> EXERCISES
(a) Copy the passage of the Rubin Observatory article starting with "The NSF-DOE Vera" and going on through "June at the National Academy of Sciences in Washington, D.C.".
(b) According to the Rubin Observatory article, why can the LSST camera photograph 45 times the area of the full moon with each exposure? Answer in one to three sentences.

> EXTRACT PROVIDED
......

The NSF-DOE Vera C. Rubin Observatory in Chile has unveiled the very first “mega” images of the cosmos obtained thanks to the extraordinary features and wide-field view of its LSST camera—the largest in the world. The camera took nearly two decades to build and involved hundreds of scientists across the globe, including a number of CNRS teams. The world-wide First Look unveiling event is held on 23 June at the National Academy of Sciences in Washington, D.C.

The impressive, car-sized Legacy Survey of Space and Time camera is like nothing seen before: thanks to its 3200-megapixel resolution and the wide field of view of the telescope at the Vera C. Rubin Observatory¹, the LSST camera can photograph 45 times the area of the full moon in the sky with each exposure. The high-definition images, which use six different colour filters, capture the entire southern night-sky in just three nights of shooting. One year after its journey from the United States to the Vera C. Rubin Observatory in Chile, the first “mega” images will be unveiled on 23 June at a press conference held at the National Academy of Sciences in Washington, D.C. This worldwide premiere is the culmination of 25 years of research and construction by international teams, including several research teams from CNRS².  

The exceptional quality of these initial images show that the telescope is ready to start its mission: to scan the entire southern hemisphere sky by taking 1,000 high-definition photographs using six colour filters, every three nights for the next ten years. Studied end-to-end, these scans will provide a high-definition, four-dimensional film of the evolving processes of the Universe. The ten-year project will also generate unprecedentedly rich and profound views of the southern sky and reveal the faintest and furthest-away objects of the cosmos. For the first time on a large scale, this vast survey will reveal the slightest changes in the Universe, from nearby celestial phenomena, such as asteroids and comets, to very distant ones, like supernovae. The project paves the way for major advances in cosmology in dark matter and dark energy, as well as our understanding of our solar system.

......

> INFORMATION SUPPLIED
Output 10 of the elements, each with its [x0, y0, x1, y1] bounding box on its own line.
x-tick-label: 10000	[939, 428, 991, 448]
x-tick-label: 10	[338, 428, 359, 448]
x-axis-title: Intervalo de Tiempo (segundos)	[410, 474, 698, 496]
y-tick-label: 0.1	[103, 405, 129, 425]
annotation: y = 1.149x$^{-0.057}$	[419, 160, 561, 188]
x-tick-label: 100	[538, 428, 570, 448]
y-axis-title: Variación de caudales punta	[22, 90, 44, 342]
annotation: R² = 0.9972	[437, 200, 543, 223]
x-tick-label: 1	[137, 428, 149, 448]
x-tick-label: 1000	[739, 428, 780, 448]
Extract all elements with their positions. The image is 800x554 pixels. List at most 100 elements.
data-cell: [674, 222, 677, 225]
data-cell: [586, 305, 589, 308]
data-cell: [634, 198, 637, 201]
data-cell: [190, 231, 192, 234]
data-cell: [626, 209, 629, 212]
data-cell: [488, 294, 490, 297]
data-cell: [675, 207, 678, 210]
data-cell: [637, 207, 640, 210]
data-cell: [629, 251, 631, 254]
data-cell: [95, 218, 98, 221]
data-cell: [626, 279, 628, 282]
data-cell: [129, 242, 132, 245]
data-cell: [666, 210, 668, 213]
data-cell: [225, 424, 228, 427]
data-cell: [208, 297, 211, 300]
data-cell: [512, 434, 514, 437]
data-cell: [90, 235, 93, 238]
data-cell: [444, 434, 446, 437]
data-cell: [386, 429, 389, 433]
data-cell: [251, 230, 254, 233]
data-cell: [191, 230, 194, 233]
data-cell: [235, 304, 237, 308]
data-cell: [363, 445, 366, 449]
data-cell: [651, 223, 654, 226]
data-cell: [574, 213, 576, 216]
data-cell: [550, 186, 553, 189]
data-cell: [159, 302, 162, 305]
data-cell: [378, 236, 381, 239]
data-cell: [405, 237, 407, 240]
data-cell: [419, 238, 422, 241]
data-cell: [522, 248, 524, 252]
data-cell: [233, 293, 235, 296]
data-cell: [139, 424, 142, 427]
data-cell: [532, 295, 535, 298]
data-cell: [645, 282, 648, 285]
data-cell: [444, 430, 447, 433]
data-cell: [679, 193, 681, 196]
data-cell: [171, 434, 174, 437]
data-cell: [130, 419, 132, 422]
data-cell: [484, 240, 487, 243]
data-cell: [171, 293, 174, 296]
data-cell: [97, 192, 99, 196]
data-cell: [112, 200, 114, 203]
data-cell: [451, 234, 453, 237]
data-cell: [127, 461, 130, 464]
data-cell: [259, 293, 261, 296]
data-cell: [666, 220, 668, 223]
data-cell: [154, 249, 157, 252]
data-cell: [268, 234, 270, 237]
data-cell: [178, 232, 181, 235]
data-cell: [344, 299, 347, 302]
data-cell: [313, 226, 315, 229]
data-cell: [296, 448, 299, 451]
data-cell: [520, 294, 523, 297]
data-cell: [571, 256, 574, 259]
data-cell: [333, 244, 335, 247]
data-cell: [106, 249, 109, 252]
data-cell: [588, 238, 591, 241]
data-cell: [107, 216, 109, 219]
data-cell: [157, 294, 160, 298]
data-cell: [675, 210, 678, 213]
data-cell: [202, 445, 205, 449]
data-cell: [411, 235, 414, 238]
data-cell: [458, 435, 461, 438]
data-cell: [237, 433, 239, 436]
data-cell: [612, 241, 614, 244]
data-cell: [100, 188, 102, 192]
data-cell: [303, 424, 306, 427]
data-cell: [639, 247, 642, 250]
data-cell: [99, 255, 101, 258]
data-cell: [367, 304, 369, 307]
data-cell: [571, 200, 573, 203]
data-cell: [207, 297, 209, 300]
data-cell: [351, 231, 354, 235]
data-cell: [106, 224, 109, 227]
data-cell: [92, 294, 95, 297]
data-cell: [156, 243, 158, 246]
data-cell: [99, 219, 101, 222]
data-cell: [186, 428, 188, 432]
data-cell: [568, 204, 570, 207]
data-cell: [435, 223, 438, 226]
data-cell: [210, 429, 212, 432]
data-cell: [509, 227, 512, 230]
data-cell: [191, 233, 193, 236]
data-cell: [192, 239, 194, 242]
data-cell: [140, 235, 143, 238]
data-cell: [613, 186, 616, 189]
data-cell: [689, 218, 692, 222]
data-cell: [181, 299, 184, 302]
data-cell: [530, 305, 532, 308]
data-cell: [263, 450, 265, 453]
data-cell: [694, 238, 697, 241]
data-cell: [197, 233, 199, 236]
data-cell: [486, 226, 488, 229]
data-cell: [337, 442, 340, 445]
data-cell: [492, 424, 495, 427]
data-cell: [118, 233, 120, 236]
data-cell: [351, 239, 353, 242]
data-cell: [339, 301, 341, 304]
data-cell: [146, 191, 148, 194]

......

> EXPECTED RESULTS
(a)
The NSF-DOE Vera C. Rubin Observatory in Chile has unveiled the very first “mega” images of the cosmos obtained thanks to the extraordinary features and wide-field view of its LSST camera—the largest in the world. The camera took nearly two decades to build and involved hundreds of scientists across the globe, including a number of CNRS teams. The world-wide First Look unveiling event is held on 23 June at the National Academy of Sciences in Washington, D.C.

(b) The LSST camera can cover that much sky in each exposure because of its 3200-megapixel resolution and the wide field of view of the telescope at the Vera C. Rubin Observatory.